- Exercise brief -
Could you print every record below exactly as it appears?

------ Raw data

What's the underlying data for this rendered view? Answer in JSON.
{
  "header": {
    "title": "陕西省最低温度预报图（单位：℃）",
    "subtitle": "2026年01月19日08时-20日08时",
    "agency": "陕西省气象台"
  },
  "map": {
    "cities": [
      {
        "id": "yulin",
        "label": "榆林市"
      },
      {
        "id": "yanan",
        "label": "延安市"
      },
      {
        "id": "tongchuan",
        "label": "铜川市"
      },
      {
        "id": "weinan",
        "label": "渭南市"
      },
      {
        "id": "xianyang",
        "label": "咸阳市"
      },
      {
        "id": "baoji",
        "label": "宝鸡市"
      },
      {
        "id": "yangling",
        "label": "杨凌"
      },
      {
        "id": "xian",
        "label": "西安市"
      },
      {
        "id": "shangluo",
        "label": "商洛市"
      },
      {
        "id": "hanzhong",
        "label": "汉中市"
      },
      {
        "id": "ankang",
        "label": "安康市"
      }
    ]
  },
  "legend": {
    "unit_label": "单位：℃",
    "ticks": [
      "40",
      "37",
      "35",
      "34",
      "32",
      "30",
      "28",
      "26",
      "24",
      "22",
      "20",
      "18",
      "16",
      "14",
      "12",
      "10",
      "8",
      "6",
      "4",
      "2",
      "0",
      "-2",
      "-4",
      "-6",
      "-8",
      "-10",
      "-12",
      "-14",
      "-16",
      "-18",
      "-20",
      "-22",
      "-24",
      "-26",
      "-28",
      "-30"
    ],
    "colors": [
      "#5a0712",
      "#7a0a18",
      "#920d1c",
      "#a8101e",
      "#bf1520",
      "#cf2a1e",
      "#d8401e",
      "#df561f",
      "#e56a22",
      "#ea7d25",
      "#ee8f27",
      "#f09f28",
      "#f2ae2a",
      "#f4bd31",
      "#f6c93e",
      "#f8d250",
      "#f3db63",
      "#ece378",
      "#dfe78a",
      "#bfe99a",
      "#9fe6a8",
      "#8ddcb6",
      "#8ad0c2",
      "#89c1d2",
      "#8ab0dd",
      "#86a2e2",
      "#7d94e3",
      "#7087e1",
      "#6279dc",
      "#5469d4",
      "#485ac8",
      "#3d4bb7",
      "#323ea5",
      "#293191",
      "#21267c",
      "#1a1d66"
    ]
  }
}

------------

- Result of the task -
What's the underlying data for this rendered view? Answer in JSON.
{
  "header": {
    "title": "陕西省最低温度预报图（单位：℃）",
    "subtitle": "2026年01月19日08时-20日08时",
    "agency": "陕西省气象台"
  },
  "map": {
    "cities": [
      {
        "id": "yulin",
        "label": "榆林市"
      },
      {
        "id": "yanan",
        "label": "延安市"
      },
      {
        "id": "tongchuan",
        "label": "铜川市"
      },
      {
        "id": "weinan",
        "label": "渭南市"
      },
      {
        "id": "xianyang",
        "label": "咸阳市"
      },
      {
        "id": "baoji",
        "label": "宝鸡市"
      },
      {
        "id": "yangling",
        "label": "杨凌"
      },
      {
        "id": "xian",
        "label": "西安市"
      },
      {
        "id": "shangluo",
        "label": "商洛市"
      },
      {
        "id": "hanzhong",
        "label": "汉中市"
      },
      {
        "id": "ankang",
        "label": "安康市"
      }
    ]
  },
  "legend": {
    "unit_label": "单位：℃",
    "ticks": [
      "40",
      "37",
      "35",
      "34",
      "32",
      "30",
      "28",
      "26",
      "24",
      "22",
      "20",
      "18",
      "16",
      "14",
      "12",
      "10",
      "8",
      "6",
      "4",
      "2",
      "0",
      "-2",
      "-4",
      "-6",
      "-8",
      "-10",
      "-12",
      "-14",
      "-16",
      "-18",
      "-20",
      "-22",
      "-24",
      "-26",
      "-28",
      "-30"
    ],
    "colors": [
      "#5a0712",
      "#7a0a18",
      "#920d1c",
      "#a8101e",
      "#bf1520",
      "#cf2a1e",
      "#d8401e",
      "#df561f",
      "#e56a22",
      "#ea7d25",
      "#ee8f27",
      "#f09f28",
      "#f2ae2a",
      "#f4bd31",
      "#f6c93e",
      "#f8d250",
      "#f3db63",
      "#ece378",
      "#dfe78a",
      "#bfe99a",
      "#9fe6a8",
      "#8ddcb6",
      "#8ad0c2",
      "#89c1d2",
      "#8ab0dd",
      "#86a2e2",
      "#7d94e3",
      "#7087e1",
      "#6279dc",
      "#5469d4",
      "#485ac8",
      "#3d4bb7",
      "#323ea5",
      "#293191",
      "#21267c",
      "#1a1d66"
    ]
  }
}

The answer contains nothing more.